— START OF Excerpted data —

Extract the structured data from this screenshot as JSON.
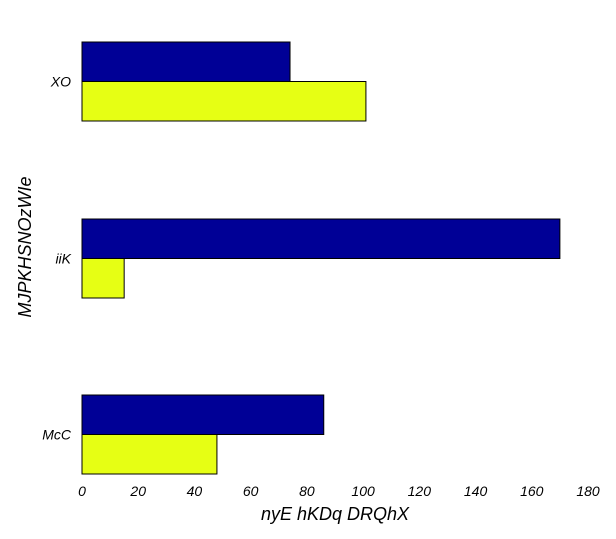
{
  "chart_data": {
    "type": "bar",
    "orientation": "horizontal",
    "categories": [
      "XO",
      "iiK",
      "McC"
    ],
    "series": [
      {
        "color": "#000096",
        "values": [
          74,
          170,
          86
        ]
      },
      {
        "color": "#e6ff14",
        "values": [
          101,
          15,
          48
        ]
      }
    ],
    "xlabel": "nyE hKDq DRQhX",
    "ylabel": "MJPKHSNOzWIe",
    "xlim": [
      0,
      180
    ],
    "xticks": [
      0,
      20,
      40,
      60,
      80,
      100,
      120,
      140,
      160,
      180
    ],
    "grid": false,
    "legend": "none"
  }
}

— END OF Excerpted data —

### Objective
Every line of the data above should be quoted exactly. Omit the pictures.

### Solved exercise
Extract the structured data from this screenshot as JSON.
{
  "chart_data": {
    "type": "bar",
    "orientation": "horizontal",
    "categories": [
      "XO",
      "iiK",
      "McC"
    ],
    "series": [
      {
        "color": "#000096",
        "values": [
          74,
          170,
          86
        ]
      },
      {
        "color": "#e6ff14",
        "values": [
          101,
          15,
          48
        ]
      }
    ],
    "xlabel": "nyE hKDq DRQhX",
    "ylabel": "MJPKHSNOzWIe",
    "xlim": [
      0,
      180
    ],
    "xticks": [
      0,
      20,
      40,
      60,
      80,
      100,
      120,
      140,
      160,
      180
    ],
    "grid": false,
    "legend": "none"
  }
}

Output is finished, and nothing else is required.